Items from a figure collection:
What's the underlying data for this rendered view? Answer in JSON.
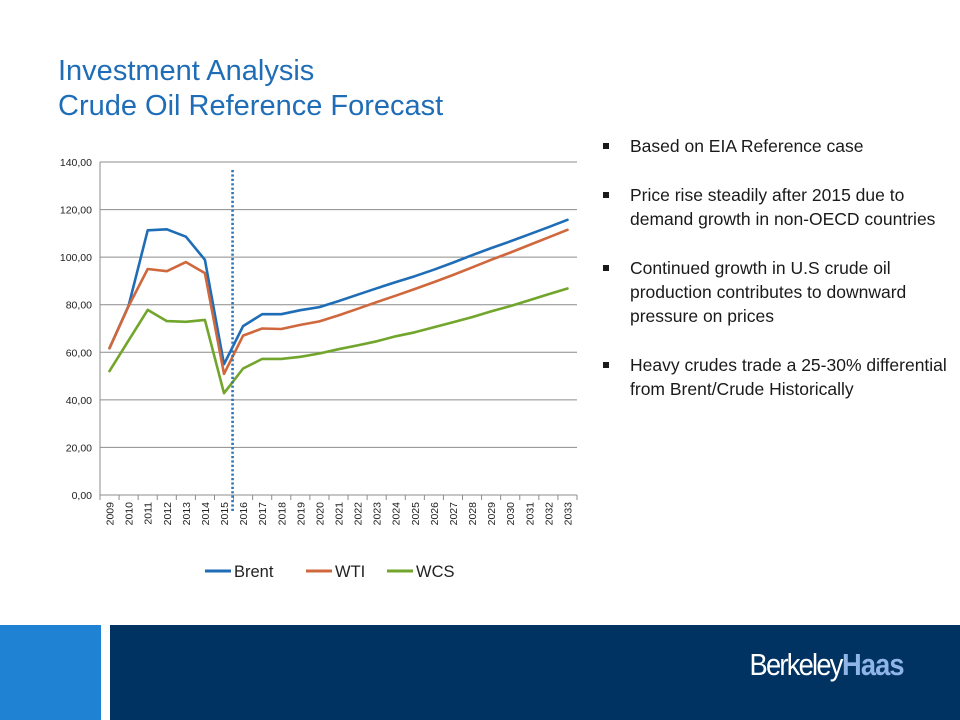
{
  "header": {
    "title_line1": "Investment Analysis",
    "title_line2": "Crude Oil Reference Forecast"
  },
  "bullets": [
    "Based on EIA Reference case",
    "Price rise steadily after 2015 due to demand growth in non-OECD countries",
    "Continued growth in U.S crude oil production contributes to downward pressure on prices",
    "Heavy crudes trade a 25-30% differential from Brent/Crude Historically"
  ],
  "footer": {
    "logo_part1": "Berkeley",
    "logo_part2": "Haas",
    "accent_color": "#1f82d2",
    "bar_color": "#003262"
  },
  "chart_data": {
    "type": "line",
    "title": "",
    "xlabel": "",
    "ylabel": "",
    "ylim": [
      0,
      140
    ],
    "yticks": [
      0,
      20,
      40,
      60,
      80,
      100,
      120,
      140
    ],
    "ytick_labels": [
      "0,00",
      "20,00",
      "40,00",
      "60,00",
      "80,00",
      "100,00",
      "120,00",
      "140,00"
    ],
    "grid": true,
    "legend_position": "bottom",
    "reference_line": {
      "after_category": "2015",
      "style": "dotted",
      "color": "#2e75b6"
    },
    "categories": [
      "2009",
      "2010",
      "2011",
      "2012",
      "2013",
      "2014",
      "2015",
      "2016",
      "2017",
      "2018",
      "2019",
      "2020",
      "2021",
      "2022",
      "2023",
      "2024",
      "2025",
      "2026",
      "2027",
      "2028",
      "2029",
      "2030",
      "2031",
      "2032",
      "2033"
    ],
    "series": [
      {
        "name": "Brent",
        "color": "#1f6db6",
        "values": [
          61.7,
          79.6,
          111.3,
          111.7,
          108.6,
          98.9,
          55.0,
          71.0,
          76.0,
          76.0,
          77.7,
          79.0,
          81.5,
          84.2,
          86.9,
          89.5,
          92.0,
          94.7,
          97.7,
          100.8,
          103.8,
          106.6,
          109.6,
          112.6,
          115.7
        ]
      },
      {
        "name": "WTI",
        "color": "#d0683d",
        "values": [
          61.7,
          79.4,
          95.0,
          94.1,
          97.9,
          93.3,
          50.9,
          67.0,
          70.0,
          69.8,
          71.5,
          73.0,
          75.5,
          78.3,
          81.1,
          83.8,
          86.6,
          89.5,
          92.5,
          95.7,
          98.9,
          101.9,
          105.1,
          108.3,
          111.5
        ]
      },
      {
        "name": "WCS",
        "color": "#72a52c",
        "values": [
          52.1,
          65.0,
          77.8,
          73.1,
          72.8,
          73.6,
          42.8,
          53.2,
          57.2,
          57.2,
          58.1,
          59.5,
          61.3,
          62.9,
          64.6,
          66.7,
          68.4,
          70.5,
          72.6,
          74.8,
          77.2,
          79.4,
          81.9,
          84.4,
          86.8
        ]
      }
    ]
  }
}
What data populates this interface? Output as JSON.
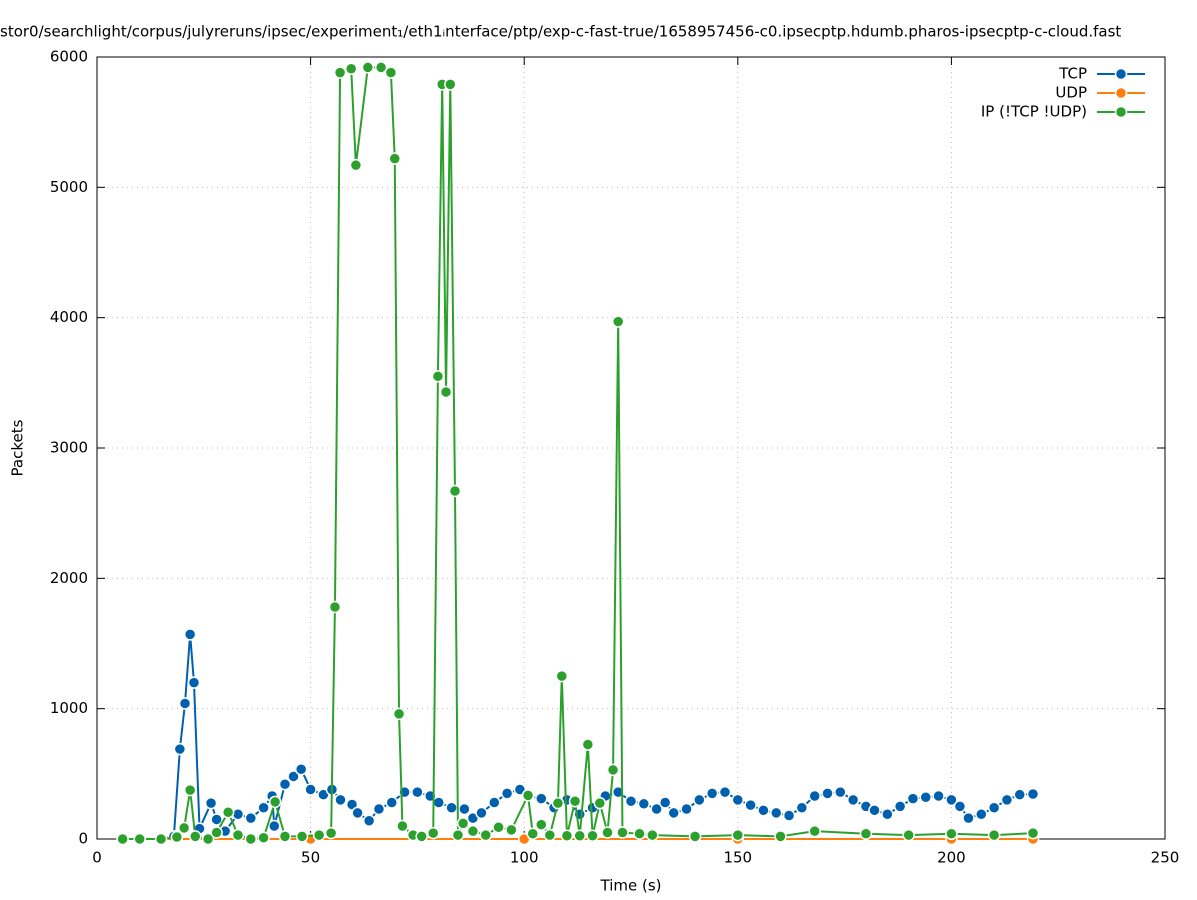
{
  "chart_data": {
    "type": "line",
    "title": "stor0/searchlight/corpus/julyreruns/ipsec/experiment₁/eth1ᵢnterface/ptp/exp-c-fast-true/1658957456-c0.ipsecptp.hdumb.pharos-ipsecptp-c-cloud.fast",
    "x_label": "Time (s)",
    "y_label": "Packets",
    "xlim": [
      0,
      250
    ],
    "xticks": [
      0,
      50,
      100,
      150,
      200,
      250
    ],
    "ylim": [
      0,
      6000
    ],
    "yticks": [
      0,
      1000,
      2000,
      3000,
      4000,
      5000,
      6000
    ],
    "grid": true,
    "legend": "top-right",
    "series": [
      {
        "name": "TCP",
        "color": "#0060ad",
        "x": [
          6,
          10,
          15,
          18,
          19.4,
          20.6,
          21.8,
          22.7,
          24,
          26.7,
          28,
          30,
          33,
          36,
          39,
          41,
          41.5,
          44,
          46,
          47.8,
          50,
          53,
          55,
          57,
          59.7,
          61,
          63.7,
          66,
          69,
          72,
          75,
          78,
          80,
          83,
          86,
          88,
          90,
          93,
          96,
          99,
          101,
          104,
          107,
          110,
          113,
          116,
          119,
          122,
          125,
          128,
          131,
          133,
          135,
          138,
          141,
          144,
          147,
          150,
          153,
          156,
          159,
          162,
          165,
          168,
          171,
          174,
          177,
          180,
          182,
          185,
          188,
          191,
          194,
          197,
          200,
          202,
          204,
          207,
          210,
          213,
          216,
          219.1
        ],
        "values": [
          0,
          0,
          0,
          20,
          690,
          1040,
          1570,
          1200,
          80,
          275,
          150,
          60,
          190,
          160,
          240,
          330,
          100,
          420,
          480,
          535,
          380,
          340,
          380,
          300,
          265,
          200,
          140,
          230,
          280,
          360,
          360,
          330,
          280,
          240,
          230,
          160,
          200,
          280,
          350,
          380,
          330,
          310,
          240,
          300,
          190,
          240,
          330,
          360,
          290,
          270,
          230,
          280,
          200,
          230,
          300,
          350,
          360,
          300,
          260,
          220,
          200,
          180,
          240,
          330,
          350,
          360,
          300,
          250,
          220,
          190,
          250,
          310,
          320,
          330,
          300,
          250,
          160,
          190,
          240,
          300,
          340,
          345
        ]
      },
      {
        "name": "UDP",
        "color": "#ff7f0e",
        "x": [
          6,
          50,
          100,
          150,
          200,
          219.1
        ],
        "values": [
          0,
          0,
          0,
          0,
          0,
          0
        ]
      },
      {
        "name": "IP (!TCP  !UDP)",
        "color": "#2ca02c",
        "x": [
          6,
          10,
          15,
          18.7,
          20.4,
          21.8,
          23,
          26,
          28,
          30.7,
          33,
          36,
          39,
          41.7,
          44,
          48,
          52,
          54.8,
          55.7,
          56.9,
          59.5,
          60.6,
          63.4,
          66.5,
          68.8,
          69.7,
          70.7,
          71.5,
          74,
          76,
          78.7,
          79.8,
          80.8,
          81.7,
          82.7,
          83.8,
          84.5,
          85.7,
          88,
          91,
          94,
          97,
          100.9,
          102,
          104,
          106,
          107.9,
          108.8,
          110,
          111.9,
          113,
          114.9,
          116,
          117.7,
          119.5,
          120.8,
          122,
          123,
          127,
          130,
          140,
          150,
          160,
          168,
          180,
          190,
          200,
          210,
          219.1
        ],
        "values": [
          0,
          0,
          0,
          15,
          85,
          375,
          20,
          0,
          50,
          205,
          30,
          0,
          10,
          285,
          20,
          20,
          30,
          45,
          1780,
          5880,
          5910,
          5170,
          5920,
          5920,
          5880,
          5220,
          960,
          100,
          30,
          20,
          45,
          3550,
          5790,
          3430,
          5790,
          2670,
          30,
          120,
          60,
          30,
          90,
          70,
          335,
          40,
          110,
          30,
          275,
          1250,
          25,
          290,
          25,
          725,
          25,
          275,
          50,
          530,
          3970,
          50,
          40,
          30,
          20,
          30,
          20,
          60,
          40,
          30,
          40,
          30,
          45
        ]
      }
    ]
  }
}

[Do this]
Repeat the full listing above exactly, with no pictures in the copy.

[Written reply]
What's the underlying data for this rendered view? Answer in JSON.
{
  "header": {
    "title_line1": "Investment Analysis",
    "title_line2": "Crude Oil Reference Forecast"
  },
  "bullets": [
    "Based on EIA Reference case",
    "Price rise steadily after 2015 due to demand growth in non-OECD countries",
    "Continued growth in U.S crude oil production contributes to downward pressure on prices",
    "Heavy crudes trade a 25-30% differential from Brent/Crude Historically"
  ],
  "footer": {
    "logo_part1": "Berkeley",
    "logo_part2": "Haas",
    "accent_color": "#1f82d2",
    "bar_color": "#003262"
  },
  "chart_data": {
    "type": "line",
    "title": "",
    "xlabel": "",
    "ylabel": "",
    "ylim": [
      0,
      140
    ],
    "yticks": [
      0,
      20,
      40,
      60,
      80,
      100,
      120,
      140
    ],
    "ytick_labels": [
      "0,00",
      "20,00",
      "40,00",
      "60,00",
      "80,00",
      "100,00",
      "120,00",
      "140,00"
    ],
    "grid": true,
    "legend_position": "bottom",
    "reference_line": {
      "after_category": "2015",
      "style": "dotted",
      "color": "#2e75b6"
    },
    "categories": [
      "2009",
      "2010",
      "2011",
      "2012",
      "2013",
      "2014",
      "2015",
      "2016",
      "2017",
      "2018",
      "2019",
      "2020",
      "2021",
      "2022",
      "2023",
      "2024",
      "2025",
      "2026",
      "2027",
      "2028",
      "2029",
      "2030",
      "2031",
      "2032",
      "2033"
    ],
    "series": [
      {
        "name": "Brent",
        "color": "#1f6db6",
        "values": [
          61.7,
          79.6,
          111.3,
          111.7,
          108.6,
          98.9,
          55.0,
          71.0,
          76.0,
          76.0,
          77.7,
          79.0,
          81.5,
          84.2,
          86.9,
          89.5,
          92.0,
          94.7,
          97.7,
          100.8,
          103.8,
          106.6,
          109.6,
          112.6,
          115.7
        ]
      },
      {
        "name": "WTI",
        "color": "#d0683d",
        "values": [
          61.7,
          79.4,
          95.0,
          94.1,
          97.9,
          93.3,
          50.9,
          67.0,
          70.0,
          69.8,
          71.5,
          73.0,
          75.5,
          78.3,
          81.1,
          83.8,
          86.6,
          89.5,
          92.5,
          95.7,
          98.9,
          101.9,
          105.1,
          108.3,
          111.5
        ]
      },
      {
        "name": "WCS",
        "color": "#72a52c",
        "values": [
          52.1,
          65.0,
          77.8,
          73.1,
          72.8,
          73.6,
          42.8,
          53.2,
          57.2,
          57.2,
          58.1,
          59.5,
          61.3,
          62.9,
          64.6,
          66.7,
          68.4,
          70.5,
          72.6,
          74.8,
          77.2,
          79.4,
          81.9,
          84.4,
          86.8
        ]
      }
    ]
  }
}
What data populates this interface? Output as JSON.
{
  "chart_data": {
    "type": "line",
    "title": "stor0/searchlight/corpus/julyreruns/ipsec/experiment₁/eth1ᵢnterface/ptp/exp-c-fast-true/1658957456-c0.ipsecptp.hdumb.pharos-ipsecptp-c-cloud.fast",
    "x_label": "Time (s)",
    "y_label": "Packets",
    "xlim": [
      0,
      250
    ],
    "xticks": [
      0,
      50,
      100,
      150,
      200,
      250
    ],
    "ylim": [
      0,
      6000
    ],
    "yticks": [
      0,
      1000,
      2000,
      3000,
      4000,
      5000,
      6000
    ],
    "grid": true,
    "legend": "top-right",
    "series": [
      {
        "name": "TCP",
        "color": "#0060ad",
        "x": [
          6,
          10,
          15,
          18,
          19.4,
          20.6,
          21.8,
          22.7,
          24,
          26.7,
          28,
          30,
          33,
          36,
          39,
          41,
          41.5,
          44,
          46,
          47.8,
          50,
          53,
          55,
          57,
          59.7,
          61,
          63.7,
          66,
          69,
          72,
          75,
          78,
          80,
          83,
          86,
          88,
          90,
          93,
          96,
          99,
          101,
          104,
          107,
          110,
          113,
          116,
          119,
          122,
          125,
          128,
          131,
          133,
          135,
          138,
          141,
          144,
          147,
          150,
          153,
          156,
          159,
          162,
          165,
          168,
          171,
          174,
          177,
          180,
          182,
          185,
          188,
          191,
          194,
          197,
          200,
          202,
          204,
          207,
          210,
          213,
          216,
          219.1
        ],
        "values": [
          0,
          0,
          0,
          20,
          690,
          1040,
          1570,
          1200,
          80,
          275,
          150,
          60,
          190,
          160,
          240,
          330,
          100,
          420,
          480,
          535,
          380,
          340,
          380,
          300,
          265,
          200,
          140,
          230,
          280,
          360,
          360,
          330,
          280,
          240,
          230,
          160,
          200,
          280,
          350,
          380,
          330,
          310,
          240,
          300,
          190,
          240,
          330,
          360,
          290,
          270,
          230,
          280,
          200,
          230,
          300,
          350,
          360,
          300,
          260,
          220,
          200,
          180,
          240,
          330,
          350,
          360,
          300,
          250,
          220,
          190,
          250,
          310,
          320,
          330,
          300,
          250,
          160,
          190,
          240,
          300,
          340,
          345
        ]
      },
      {
        "name": "UDP",
        "color": "#ff7f0e",
        "x": [
          6,
          50,
          100,
          150,
          200,
          219.1
        ],
        "values": [
          0,
          0,
          0,
          0,
          0,
          0
        ]
      },
      {
        "name": "IP (!TCP  !UDP)",
        "color": "#2ca02c",
        "x": [
          6,
          10,
          15,
          18.7,
          20.4,
          21.8,
          23,
          26,
          28,
          30.7,
          33,
          36,
          39,
          41.7,
          44,
          48,
          52,
          54.8,
          55.7,
          56.9,
          59.5,
          60.6,
          63.4,
          66.5,
          68.8,
          69.7,
          70.7,
          71.5,
          74,
          76,
          78.7,
          79.8,
          80.8,
          81.7,
          82.7,
          83.8,
          84.5,
          85.7,
          88,
          91,
          94,
          97,
          100.9,
          102,
          104,
          106,
          107.9,
          108.8,
          110,
          111.9,
          113,
          114.9,
          116,
          117.7,
          119.5,
          120.8,
          122,
          123,
          127,
          130,
          140,
          150,
          160,
          168,
          180,
          190,
          200,
          210,
          219.1
        ],
        "values": [
          0,
          0,
          0,
          15,
          85,
          375,
          20,
          0,
          50,
          205,
          30,
          0,
          10,
          285,
          20,
          20,
          30,
          45,
          1780,
          5880,
          5910,
          5170,
          5920,
          5920,
          5880,
          5220,
          960,
          100,
          30,
          20,
          45,
          3550,
          5790,
          3430,
          5790,
          2670,
          30,
          120,
          60,
          30,
          90,
          70,
          335,
          40,
          110,
          30,
          275,
          1250,
          25,
          290,
          25,
          725,
          25,
          275,
          50,
          530,
          3970,
          50,
          40,
          30,
          20,
          30,
          20,
          60,
          40,
          30,
          40,
          30,
          45
        ]
      }
    ]
  }
}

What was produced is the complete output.